Collected data
◆ ◆ ◆ ◆ ◆

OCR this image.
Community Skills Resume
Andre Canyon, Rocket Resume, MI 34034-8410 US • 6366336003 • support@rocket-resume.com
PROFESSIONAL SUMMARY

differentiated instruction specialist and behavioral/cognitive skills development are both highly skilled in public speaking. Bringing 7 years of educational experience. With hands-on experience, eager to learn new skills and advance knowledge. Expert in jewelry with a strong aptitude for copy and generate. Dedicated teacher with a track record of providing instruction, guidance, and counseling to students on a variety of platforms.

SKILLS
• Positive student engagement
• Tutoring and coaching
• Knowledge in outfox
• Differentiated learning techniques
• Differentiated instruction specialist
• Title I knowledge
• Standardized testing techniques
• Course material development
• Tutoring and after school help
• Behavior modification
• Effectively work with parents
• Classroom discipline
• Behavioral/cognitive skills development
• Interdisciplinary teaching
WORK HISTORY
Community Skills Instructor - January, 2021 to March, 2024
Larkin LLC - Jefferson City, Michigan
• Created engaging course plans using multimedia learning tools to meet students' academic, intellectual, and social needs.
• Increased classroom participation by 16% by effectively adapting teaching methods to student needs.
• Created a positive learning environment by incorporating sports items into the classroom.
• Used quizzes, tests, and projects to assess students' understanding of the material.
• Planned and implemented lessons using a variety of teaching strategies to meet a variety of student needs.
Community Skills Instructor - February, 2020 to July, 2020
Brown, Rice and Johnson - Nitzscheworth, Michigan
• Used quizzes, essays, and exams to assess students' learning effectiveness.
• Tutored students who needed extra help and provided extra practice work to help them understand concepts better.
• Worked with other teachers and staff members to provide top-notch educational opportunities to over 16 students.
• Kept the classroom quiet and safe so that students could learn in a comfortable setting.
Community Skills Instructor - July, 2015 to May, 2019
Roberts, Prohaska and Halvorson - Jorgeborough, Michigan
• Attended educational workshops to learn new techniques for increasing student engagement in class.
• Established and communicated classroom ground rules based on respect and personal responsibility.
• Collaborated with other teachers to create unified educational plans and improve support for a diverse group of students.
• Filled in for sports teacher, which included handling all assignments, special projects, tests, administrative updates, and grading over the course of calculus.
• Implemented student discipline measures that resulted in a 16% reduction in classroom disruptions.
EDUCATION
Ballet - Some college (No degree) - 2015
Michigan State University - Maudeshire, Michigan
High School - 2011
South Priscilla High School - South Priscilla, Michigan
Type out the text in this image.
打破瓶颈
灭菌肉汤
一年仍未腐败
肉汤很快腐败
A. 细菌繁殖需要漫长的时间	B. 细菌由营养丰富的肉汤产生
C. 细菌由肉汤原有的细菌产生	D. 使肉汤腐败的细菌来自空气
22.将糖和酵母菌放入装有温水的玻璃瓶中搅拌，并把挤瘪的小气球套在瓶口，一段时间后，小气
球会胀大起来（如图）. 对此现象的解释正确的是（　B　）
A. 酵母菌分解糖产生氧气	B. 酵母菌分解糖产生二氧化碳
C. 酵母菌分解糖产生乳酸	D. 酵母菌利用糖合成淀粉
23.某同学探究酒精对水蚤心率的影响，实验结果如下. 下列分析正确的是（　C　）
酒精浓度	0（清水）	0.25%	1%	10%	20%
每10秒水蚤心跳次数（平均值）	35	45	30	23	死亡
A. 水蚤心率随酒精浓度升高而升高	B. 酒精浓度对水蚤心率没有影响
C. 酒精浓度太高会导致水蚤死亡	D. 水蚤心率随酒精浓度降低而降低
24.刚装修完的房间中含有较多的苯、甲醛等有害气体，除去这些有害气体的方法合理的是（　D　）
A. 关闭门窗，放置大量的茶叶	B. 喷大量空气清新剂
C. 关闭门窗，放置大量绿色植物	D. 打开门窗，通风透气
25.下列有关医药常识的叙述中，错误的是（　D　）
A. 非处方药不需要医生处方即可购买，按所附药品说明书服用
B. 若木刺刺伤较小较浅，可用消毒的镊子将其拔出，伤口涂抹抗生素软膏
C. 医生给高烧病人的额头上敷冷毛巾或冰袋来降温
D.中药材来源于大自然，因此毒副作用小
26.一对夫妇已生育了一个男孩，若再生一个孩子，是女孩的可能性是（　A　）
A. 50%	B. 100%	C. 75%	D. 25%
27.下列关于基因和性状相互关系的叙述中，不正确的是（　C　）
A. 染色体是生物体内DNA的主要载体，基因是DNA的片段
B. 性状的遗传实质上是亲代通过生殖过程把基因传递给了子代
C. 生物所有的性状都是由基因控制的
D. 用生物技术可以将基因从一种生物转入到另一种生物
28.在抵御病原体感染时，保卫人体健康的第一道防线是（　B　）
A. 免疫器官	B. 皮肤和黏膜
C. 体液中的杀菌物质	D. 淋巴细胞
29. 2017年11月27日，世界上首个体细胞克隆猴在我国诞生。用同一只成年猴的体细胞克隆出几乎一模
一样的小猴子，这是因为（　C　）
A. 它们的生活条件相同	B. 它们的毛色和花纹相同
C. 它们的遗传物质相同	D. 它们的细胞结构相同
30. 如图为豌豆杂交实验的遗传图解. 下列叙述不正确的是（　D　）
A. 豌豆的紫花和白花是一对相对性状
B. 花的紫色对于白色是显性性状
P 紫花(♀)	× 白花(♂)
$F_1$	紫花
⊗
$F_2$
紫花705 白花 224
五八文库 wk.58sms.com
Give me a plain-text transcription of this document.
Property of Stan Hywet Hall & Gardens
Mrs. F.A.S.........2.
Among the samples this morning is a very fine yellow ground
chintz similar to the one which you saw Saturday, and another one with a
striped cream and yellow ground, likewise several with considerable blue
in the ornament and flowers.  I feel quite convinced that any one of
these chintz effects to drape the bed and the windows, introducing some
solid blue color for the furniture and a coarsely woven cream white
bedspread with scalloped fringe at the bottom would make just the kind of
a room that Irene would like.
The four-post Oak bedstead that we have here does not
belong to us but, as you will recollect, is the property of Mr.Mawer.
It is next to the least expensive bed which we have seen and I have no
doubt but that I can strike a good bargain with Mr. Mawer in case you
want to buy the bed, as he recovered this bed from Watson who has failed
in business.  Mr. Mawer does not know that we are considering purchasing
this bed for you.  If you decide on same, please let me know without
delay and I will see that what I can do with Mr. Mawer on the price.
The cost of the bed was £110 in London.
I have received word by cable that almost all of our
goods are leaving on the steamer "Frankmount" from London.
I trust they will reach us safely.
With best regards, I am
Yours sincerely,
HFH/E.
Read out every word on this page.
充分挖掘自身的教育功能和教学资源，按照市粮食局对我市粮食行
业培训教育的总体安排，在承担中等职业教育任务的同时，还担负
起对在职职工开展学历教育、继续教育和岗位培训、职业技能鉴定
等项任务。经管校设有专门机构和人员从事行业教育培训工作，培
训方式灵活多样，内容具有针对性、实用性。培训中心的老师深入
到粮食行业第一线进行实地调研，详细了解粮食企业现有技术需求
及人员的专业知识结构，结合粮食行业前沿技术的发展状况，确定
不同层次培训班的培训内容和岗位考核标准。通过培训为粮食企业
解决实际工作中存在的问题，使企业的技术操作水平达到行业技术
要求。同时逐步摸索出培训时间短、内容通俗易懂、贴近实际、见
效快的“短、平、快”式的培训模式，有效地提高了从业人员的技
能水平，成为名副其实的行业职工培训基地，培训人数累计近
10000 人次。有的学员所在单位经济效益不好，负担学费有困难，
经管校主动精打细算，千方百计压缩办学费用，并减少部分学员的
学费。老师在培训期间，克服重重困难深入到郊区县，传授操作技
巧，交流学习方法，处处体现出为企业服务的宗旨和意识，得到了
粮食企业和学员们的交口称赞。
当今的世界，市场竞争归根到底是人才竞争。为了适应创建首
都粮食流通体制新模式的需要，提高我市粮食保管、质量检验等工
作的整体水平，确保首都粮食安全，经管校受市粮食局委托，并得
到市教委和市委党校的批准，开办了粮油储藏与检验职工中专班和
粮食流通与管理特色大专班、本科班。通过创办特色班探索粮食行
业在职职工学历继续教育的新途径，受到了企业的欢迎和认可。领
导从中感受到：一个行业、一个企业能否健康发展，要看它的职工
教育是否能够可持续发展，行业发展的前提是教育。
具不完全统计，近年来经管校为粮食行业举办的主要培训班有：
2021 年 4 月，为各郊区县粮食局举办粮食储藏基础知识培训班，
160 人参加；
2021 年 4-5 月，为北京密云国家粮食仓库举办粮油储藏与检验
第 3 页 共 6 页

◆ ◆ ◆ ◆ ◆

WHAT YOU ARE ASKED TO DO —
Where a line holds the string "would", copy that line.

ANSWER FOR THE TASK —
bedspread with scalloped fringe at the bottom would make just the kind of
a room that Irene would like.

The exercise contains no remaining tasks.